* begin MATERIAL FOR THIS TASK *

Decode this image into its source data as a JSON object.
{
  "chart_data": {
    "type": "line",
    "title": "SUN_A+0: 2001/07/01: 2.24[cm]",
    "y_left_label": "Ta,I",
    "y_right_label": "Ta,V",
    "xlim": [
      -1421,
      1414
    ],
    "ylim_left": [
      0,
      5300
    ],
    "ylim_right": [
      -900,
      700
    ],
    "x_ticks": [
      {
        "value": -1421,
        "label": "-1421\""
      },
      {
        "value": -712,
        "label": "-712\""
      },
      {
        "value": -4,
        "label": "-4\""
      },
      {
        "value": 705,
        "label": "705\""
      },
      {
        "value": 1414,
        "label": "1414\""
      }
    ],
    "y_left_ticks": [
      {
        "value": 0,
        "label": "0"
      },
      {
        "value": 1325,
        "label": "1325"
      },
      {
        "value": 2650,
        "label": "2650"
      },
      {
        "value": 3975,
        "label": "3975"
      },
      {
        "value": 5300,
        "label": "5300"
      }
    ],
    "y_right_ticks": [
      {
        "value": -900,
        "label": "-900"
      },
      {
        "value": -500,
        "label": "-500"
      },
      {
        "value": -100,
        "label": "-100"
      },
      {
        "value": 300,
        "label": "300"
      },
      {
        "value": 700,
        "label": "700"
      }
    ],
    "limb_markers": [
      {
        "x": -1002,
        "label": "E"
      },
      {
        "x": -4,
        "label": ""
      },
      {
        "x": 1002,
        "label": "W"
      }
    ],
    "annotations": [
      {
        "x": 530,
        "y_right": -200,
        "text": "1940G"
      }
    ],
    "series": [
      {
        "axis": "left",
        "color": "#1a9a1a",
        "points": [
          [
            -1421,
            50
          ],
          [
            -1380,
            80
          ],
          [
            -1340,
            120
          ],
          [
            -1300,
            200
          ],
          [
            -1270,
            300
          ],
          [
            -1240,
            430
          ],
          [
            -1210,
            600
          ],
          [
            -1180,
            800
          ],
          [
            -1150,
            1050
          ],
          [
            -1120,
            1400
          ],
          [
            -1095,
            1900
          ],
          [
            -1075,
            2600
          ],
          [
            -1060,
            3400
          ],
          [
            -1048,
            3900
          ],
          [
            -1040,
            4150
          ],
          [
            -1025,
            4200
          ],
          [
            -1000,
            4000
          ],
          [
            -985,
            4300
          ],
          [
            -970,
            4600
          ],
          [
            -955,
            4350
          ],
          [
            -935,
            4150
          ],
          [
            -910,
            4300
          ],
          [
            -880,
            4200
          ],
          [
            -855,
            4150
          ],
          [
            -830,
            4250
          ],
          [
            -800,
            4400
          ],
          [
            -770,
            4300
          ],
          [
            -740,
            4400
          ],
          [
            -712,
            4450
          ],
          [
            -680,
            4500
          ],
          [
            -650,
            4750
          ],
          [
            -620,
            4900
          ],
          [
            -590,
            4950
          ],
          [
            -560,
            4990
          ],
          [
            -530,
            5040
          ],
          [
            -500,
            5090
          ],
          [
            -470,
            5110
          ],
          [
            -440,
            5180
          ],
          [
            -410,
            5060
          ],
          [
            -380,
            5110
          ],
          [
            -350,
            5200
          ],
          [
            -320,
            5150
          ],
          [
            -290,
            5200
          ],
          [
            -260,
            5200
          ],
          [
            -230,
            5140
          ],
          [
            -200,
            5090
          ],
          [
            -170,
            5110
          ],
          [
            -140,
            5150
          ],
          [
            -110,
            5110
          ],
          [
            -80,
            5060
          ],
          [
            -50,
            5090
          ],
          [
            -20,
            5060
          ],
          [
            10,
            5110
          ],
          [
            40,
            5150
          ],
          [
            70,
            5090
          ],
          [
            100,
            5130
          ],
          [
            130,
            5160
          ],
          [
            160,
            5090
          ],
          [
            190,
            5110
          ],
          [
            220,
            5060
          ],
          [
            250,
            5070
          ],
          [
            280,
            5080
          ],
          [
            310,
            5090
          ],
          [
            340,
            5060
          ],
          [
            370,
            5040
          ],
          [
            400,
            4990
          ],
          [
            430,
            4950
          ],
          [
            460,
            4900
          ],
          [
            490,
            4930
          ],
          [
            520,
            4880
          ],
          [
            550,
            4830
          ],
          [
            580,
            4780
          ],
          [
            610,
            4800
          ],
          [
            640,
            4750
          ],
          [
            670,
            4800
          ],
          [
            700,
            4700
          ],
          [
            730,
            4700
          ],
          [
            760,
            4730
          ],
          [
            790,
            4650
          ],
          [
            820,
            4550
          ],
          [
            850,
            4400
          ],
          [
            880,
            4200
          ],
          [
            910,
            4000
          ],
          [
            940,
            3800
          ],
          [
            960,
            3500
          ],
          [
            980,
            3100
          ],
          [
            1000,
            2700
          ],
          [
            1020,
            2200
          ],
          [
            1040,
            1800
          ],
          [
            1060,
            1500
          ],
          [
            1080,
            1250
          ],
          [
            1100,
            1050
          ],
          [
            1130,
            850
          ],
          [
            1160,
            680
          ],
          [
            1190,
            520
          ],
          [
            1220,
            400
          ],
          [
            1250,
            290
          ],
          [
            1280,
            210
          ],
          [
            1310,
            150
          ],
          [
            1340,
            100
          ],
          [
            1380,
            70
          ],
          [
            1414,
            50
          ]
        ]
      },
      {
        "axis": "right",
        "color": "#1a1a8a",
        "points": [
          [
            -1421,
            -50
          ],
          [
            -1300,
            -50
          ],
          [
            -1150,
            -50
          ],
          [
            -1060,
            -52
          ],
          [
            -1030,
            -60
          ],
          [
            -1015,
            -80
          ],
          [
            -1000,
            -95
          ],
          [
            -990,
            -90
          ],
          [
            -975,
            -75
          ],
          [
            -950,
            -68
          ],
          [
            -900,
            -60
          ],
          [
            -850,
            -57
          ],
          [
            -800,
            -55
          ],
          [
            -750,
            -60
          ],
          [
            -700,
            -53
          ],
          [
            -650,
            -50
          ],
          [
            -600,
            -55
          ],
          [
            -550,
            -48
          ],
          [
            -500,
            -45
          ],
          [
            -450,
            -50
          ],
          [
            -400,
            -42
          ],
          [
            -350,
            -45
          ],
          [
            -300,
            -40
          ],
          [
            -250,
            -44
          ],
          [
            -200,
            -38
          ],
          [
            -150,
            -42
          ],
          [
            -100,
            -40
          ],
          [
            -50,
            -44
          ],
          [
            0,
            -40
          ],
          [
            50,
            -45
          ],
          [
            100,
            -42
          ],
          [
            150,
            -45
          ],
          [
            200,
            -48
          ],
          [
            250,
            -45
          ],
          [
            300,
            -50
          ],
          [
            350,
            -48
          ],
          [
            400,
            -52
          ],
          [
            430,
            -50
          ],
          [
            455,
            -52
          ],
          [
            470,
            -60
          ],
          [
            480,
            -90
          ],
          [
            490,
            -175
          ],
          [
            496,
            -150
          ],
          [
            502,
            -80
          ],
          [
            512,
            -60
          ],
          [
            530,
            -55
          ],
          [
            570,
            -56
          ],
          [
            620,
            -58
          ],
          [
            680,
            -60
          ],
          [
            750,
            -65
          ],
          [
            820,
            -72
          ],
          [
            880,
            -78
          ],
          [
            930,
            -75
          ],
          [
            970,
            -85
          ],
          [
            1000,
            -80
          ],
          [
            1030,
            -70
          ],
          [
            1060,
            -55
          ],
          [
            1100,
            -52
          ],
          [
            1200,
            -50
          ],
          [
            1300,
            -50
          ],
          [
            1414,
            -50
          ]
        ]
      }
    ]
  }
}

* end MATERIAL FOR THIS TASK *

TASK STATEMENT: Transcribe each record exactly. Leave nothing out.

TASK RESULT:
Decode this image into its source data as a JSON object.
{
  "chart_data": {
    "type": "line",
    "title": "SUN_A+0: 2001/07/01: 2.24[cm]",
    "y_left_label": "Ta,I",
    "y_right_label": "Ta,V",
    "xlim": [
      -1421,
      1414
    ],
    "ylim_left": [
      0,
      5300
    ],
    "ylim_right": [
      -900,
      700
    ],
    "x_ticks": [
      {
        "value": -1421,
        "label": "-1421\""
      },
      {
        "value": -712,
        "label": "-712\""
      },
      {
        "value": -4,
        "label": "-4\""
      },
      {
        "value": 705,
        "label": "705\""
      },
      {
        "value": 1414,
        "label": "1414\""
      }
    ],
    "y_left_ticks": [
      {
        "value": 0,
        "label": "0"
      },
      {
        "value": 1325,
        "label": "1325"
      },
      {
        "value": 2650,
        "label": "2650"
      },
      {
        "value": 3975,
        "label": "3975"
      },
      {
        "value": 5300,
        "label": "5300"
      }
    ],
    "y_right_ticks": [
      {
        "value": -900,
        "label": "-900"
      },
      {
        "value": -500,
        "label": "-500"
      },
      {
        "value": -100,
        "label": "-100"
      },
      {
        "value": 300,
        "label": "300"
      },
      {
        "value": 700,
        "label": "700"
      }
    ],
    "limb_markers": [
      {
        "x": -1002,
        "label": "E"
      },
      {
        "x": -4,
        "label": ""
      },
      {
        "x": 1002,
        "label": "W"
      }
    ],
    "annotations": [
      {
        "x": 530,
        "y_right": -200,
        "text": "1940G"
      }
    ],
    "series": [
      {
        "axis": "left",
        "color": "#1a9a1a",
        "points": [
          [
            -1421,
            50
          ],
          [
            -1380,
            80
          ],
          [
            -1340,
            120
          ],
          [
            -1300,
            200
          ],
          [
            -1270,
            300
          ],
          [
            -1240,
            430
          ],
          [
            -1210,
            600
          ],
          [
            -1180,
            800
          ],
          [
            -1150,
            1050
          ],
          [
            -1120,
            1400
          ],
          [
            -1095,
            1900
          ],
          [
            -1075,
            2600
          ],
          [
            -1060,
            3400
          ],
          [
            -1048,
            3900
          ],
          [
            -1040,
            4150
          ],
          [
            -1025,
            4200
          ],
          [
            -1000,
            4000
          ],
          [
            -985,
            4300
          ],
          [
            -970,
            4600
          ],
          [
            -955,
            4350
          ],
          [
            -935,
            4150
          ],
          [
            -910,
            4300
          ],
          [
            -880,
            4200
          ],
          [
            -855,
            4150
          ],
          [
            -830,
            4250
          ],
          [
            -800,
            4400
          ],
          [
            -770,
            4300
          ],
          [
            -740,
            4400
          ],
          [
            -712,
            4450
          ],
          [
            -680,
            4500
          ],
          [
            -650,
            4750
          ],
          [
            -620,
            4900
          ],
          [
            -590,
            4950
          ],
          [
            -560,
            4990
          ],
          [
            -530,
            5040
          ],
          [
            -500,
            5090
          ],
          [
            -470,
            5110
          ],
          [
            -440,
            5180
          ],
          [
            -410,
            5060
          ],
          [
            -380,
            5110
          ],
          [
            -350,
            5200
          ],
          [
            -320,
            5150
          ],
          [
            -290,
            5200
          ],
          [
            -260,
            5200
          ],
          [
            -230,
            5140
          ],
          [
            -200,
            5090
          ],
          [
            -170,
            5110
          ],
          [
            -140,
            5150
          ],
          [
            -110,
            5110
          ],
          [
            -80,
            5060
          ],
          [
            -50,
            5090
          ],
          [
            -20,
            5060
          ],
          [
            10,
            5110
          ],
          [
            40,
            5150
          ],
          [
            70,
            5090
          ],
          [
            100,
            5130
          ],
          [
            130,
            5160
          ],
          [
            160,
            5090
          ],
          [
            190,
            5110
          ],
          [
            220,
            5060
          ],
          [
            250,
            5070
          ],
          [
            280,
            5080
          ],
          [
            310,
            5090
          ],
          [
            340,
            5060
          ],
          [
            370,
            5040
          ],
          [
            400,
            4990
          ],
          [
            430,
            4950
          ],
          [
            460,
            4900
          ],
          [
            490,
            4930
          ],
          [
            520,
            4880
          ],
          [
            550,
            4830
          ],
          [
            580,
            4780
          ],
          [
            610,
            4800
          ],
          [
            640,
            4750
          ],
          [
            670,
            4800
          ],
          [
            700,
            4700
          ],
          [
            730,
            4700
          ],
          [
            760,
            4730
          ],
          [
            790,
            4650
          ],
          [
            820,
            4550
          ],
          [
            850,
            4400
          ],
          [
            880,
            4200
          ],
          [
            910,
            4000
          ],
          [
            940,
            3800
          ],
          [
            960,
            3500
          ],
          [
            980,
            3100
          ],
          [
            1000,
            2700
          ],
          [
            1020,
            2200
          ],
          [
            1040,
            1800
          ],
          [
            1060,
            1500
          ],
          [
            1080,
            1250
          ],
          [
            1100,
            1050
          ],
          [
            1130,
            850
          ],
          [
            1160,
            680
          ],
          [
            1190,
            520
          ],
          [
            1220,
            400
          ],
          [
            1250,
            290
          ],
          [
            1280,
            210
          ],
          [
            1310,
            150
          ],
          [
            1340,
            100
          ],
          [
            1380,
            70
          ],
          [
            1414,
            50
          ]
        ]
      },
      {
        "axis": "right",
        "color": "#1a1a8a",
        "points": [
          [
            -1421,
            -50
          ],
          [
            -1300,
            -50
          ],
          [
            -1150,
            -50
          ],
          [
            -1060,
            -52
          ],
          [
            -1030,
            -60
          ],
          [
            -1015,
            -80
          ],
          [
            -1000,
            -95
          ],
          [
            -990,
            -90
          ],
          [
            -975,
            -75
          ],
          [
            -950,
            -68
          ],
          [
            -900,
            -60
          ],
          [
            -850,
            -57
          ],
          [
            -800,
            -55
          ],
          [
            -750,
            -60
          ],
          [
            -700,
            -53
          ],
          [
            -650,
            -50
          ],
          [
            -600,
            -55
          ],
          [
            -550,
            -48
          ],
          [
            -500,
            -45
          ],
          [
            -450,
            -50
          ],
          [
            -400,
            -42
          ],
          [
            -350,
            -45
          ],
          [
            -300,
            -40
          ],
          [
            -250,
            -44
          ],
          [
            -200,
            -38
          ],
          [
            -150,
            -42
          ],
          [
            -100,
            -40
          ],
          [
            -50,
            -44
          ],
          [
            0,
            -40
          ],
          [
            50,
            -45
          ],
          [
            100,
            -42
          ],
          [
            150,
            -45
          ],
          [
            200,
            -48
          ],
          [
            250,
            -45
          ],
          [
            300,
            -50
          ],
          [
            350,
            -48
          ],
          [
            400,
            -52
          ],
          [
            430,
            -50
          ],
          [
            455,
            -52
          ],
          [
            470,
            -60
          ],
          [
            480,
            -90
          ],
          [
            490,
            -175
          ],
          [
            496,
            -150
          ],
          [
            502,
            -80
          ],
          [
            512,
            -60
          ],
          [
            530,
            -55
          ],
          [
            570,
            -56
          ],
          [
            620,
            -58
          ],
          [
            680,
            -60
          ],
          [
            750,
            -65
          ],
          [
            820,
            -72
          ],
          [
            880,
            -78
          ],
          [
            930,
            -75
          ],
          [
            970,
            -85
          ],
          [
            1000,
            -80
          ],
          [
            1030,
            -70
          ],
          [
            1060,
            -55
          ],
          [
            1100,
            -52
          ],
          [
            1200,
            -50
          ],
          [
            1300,
            -50
          ],
          [
            1414,
            -50
          ]
        ]
      }
    ]
  }
}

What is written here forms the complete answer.